#### Listing:
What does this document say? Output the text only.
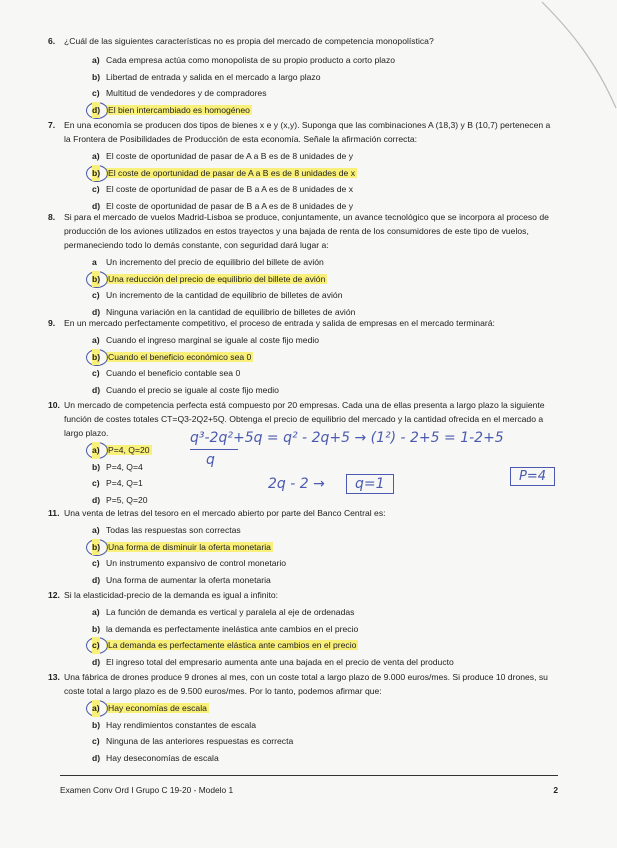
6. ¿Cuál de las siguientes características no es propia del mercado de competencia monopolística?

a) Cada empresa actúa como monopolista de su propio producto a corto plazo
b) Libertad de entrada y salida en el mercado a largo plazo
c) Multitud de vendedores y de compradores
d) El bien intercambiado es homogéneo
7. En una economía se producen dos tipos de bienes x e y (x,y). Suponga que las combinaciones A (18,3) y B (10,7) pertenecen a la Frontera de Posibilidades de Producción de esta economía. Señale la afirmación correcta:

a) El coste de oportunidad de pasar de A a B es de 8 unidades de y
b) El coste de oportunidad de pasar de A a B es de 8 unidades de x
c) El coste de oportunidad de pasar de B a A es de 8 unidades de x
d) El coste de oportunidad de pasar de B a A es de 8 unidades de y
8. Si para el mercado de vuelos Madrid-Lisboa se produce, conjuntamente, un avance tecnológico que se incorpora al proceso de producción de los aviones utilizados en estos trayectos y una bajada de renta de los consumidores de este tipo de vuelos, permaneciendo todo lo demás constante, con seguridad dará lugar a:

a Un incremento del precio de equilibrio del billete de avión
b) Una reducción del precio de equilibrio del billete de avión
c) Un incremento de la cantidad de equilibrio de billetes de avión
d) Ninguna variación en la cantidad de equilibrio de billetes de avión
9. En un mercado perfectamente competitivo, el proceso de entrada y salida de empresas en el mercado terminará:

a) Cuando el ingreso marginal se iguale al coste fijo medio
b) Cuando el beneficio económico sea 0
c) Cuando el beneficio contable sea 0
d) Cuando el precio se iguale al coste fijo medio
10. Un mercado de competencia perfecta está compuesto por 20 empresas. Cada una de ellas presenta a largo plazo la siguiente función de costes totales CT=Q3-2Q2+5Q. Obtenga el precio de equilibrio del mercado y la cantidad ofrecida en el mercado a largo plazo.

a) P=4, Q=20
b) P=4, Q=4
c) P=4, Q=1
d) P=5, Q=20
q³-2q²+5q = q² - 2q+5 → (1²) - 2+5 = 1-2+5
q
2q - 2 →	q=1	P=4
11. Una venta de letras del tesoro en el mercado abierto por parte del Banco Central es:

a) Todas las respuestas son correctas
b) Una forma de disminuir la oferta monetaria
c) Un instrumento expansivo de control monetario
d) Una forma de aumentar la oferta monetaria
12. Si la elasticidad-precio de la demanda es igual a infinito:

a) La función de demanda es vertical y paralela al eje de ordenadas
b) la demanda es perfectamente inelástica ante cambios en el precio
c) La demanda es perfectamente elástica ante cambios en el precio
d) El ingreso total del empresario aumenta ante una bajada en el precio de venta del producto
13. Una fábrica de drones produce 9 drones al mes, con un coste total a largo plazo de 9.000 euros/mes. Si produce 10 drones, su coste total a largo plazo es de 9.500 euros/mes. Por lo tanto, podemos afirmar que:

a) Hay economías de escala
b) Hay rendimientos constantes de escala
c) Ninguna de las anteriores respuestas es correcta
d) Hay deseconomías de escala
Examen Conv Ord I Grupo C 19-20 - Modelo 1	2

#### Objective:
Repeat the data exactly, excluding the pictures.

#### Output:
What does this document say? Output the text only.
6. ¿Cuál de las siguientes características no es propia del mercado de competencia monopolística?

a) Cada empresa actúa como monopolista de su propio producto a corto plazo
b) Libertad de entrada y salida en el mercado a largo plazo
c) Multitud de vendedores y de compradores
d) El bien intercambiado es homogéneo
7. En una economía se producen dos tipos de bienes x e y (x,y). Suponga que las combinaciones A (18,3) y B (10,7) pertenecen a la Frontera de Posibilidades de Producción de esta economía. Señale la afirmación correcta:

a) El coste de oportunidad de pasar de A a B es de 8 unidades de y
b) El coste de oportunidad de pasar de A a B es de 8 unidades de x
c) El coste de oportunidad de pasar de B a A es de 8 unidades de x
d) El coste de oportunidad de pasar de B a A es de 8 unidades de y
8. Si para el mercado de vuelos Madrid-Lisboa se produce, conjuntamente, un avance tecnológico que se incorpora al proceso de producción de los aviones utilizados en estos trayectos y una bajada de renta de los consumidores de este tipo de vuelos, permaneciendo todo lo demás constante, con seguridad dará lugar a:

a Un incremento del precio de equilibrio del billete de avión
b) Una reducción del precio de equilibrio del billete de avión
c) Un incremento de la cantidad de equilibrio de billetes de avión
d) Ninguna variación en la cantidad de equilibrio de billetes de avión
9. En un mercado perfectamente competitivo, el proceso de entrada y salida de empresas en el mercado terminará:

a) Cuando el ingreso marginal se iguale al coste fijo medio
b) Cuando el beneficio económico sea 0
c) Cuando el beneficio contable sea 0
d) Cuando el precio se iguale al coste fijo medio
10. Un mercado de competencia perfecta está compuesto por 20 empresas. Cada una de ellas presenta a largo plazo la siguiente función de costes totales CT=Q3-2Q2+5Q. Obtenga el precio de equilibrio del mercado y la cantidad ofrecida en el mercado a largo plazo.

a) P=4, Q=20
b) P=4, Q=4
c) P=4, Q=1
d) P=5, Q=20
q³-2q²+5q = q² - 2q+5 → (1²) - 2+5 = 1-2+5
q
2q - 2 →	q=1	P=4
11. Una venta de letras del tesoro en el mercado abierto por parte del Banco Central es:

a) Todas las respuestas son correctas
b) Una forma de disminuir la oferta monetaria
c) Un instrumento expansivo de control monetario
d) Una forma de aumentar la oferta monetaria
12. Si la elasticidad-precio de la demanda es igual a infinito:

a) La función de demanda es vertical y paralela al eje de ordenadas
b) la demanda es perfectamente inelástica ante cambios en el precio
c) La demanda es perfectamente elástica ante cambios en el precio
d) El ingreso total del empresario aumenta ante una bajada en el precio de venta del producto
13. Una fábrica de drones produce 9 drones al mes, con un coste total a largo plazo de 9.000 euros/mes. Si produce 10 drones, su coste total a largo plazo es de 9.500 euros/mes. Por lo tanto, podemos afirmar que:

a) Hay economías de escala
b) Hay rendimientos constantes de escala
c) Ninguna de las anteriores respuestas es correcta
d) Hay deseconomías de escala
Examen Conv Ord I Grupo C 19-20 - Modelo 1	2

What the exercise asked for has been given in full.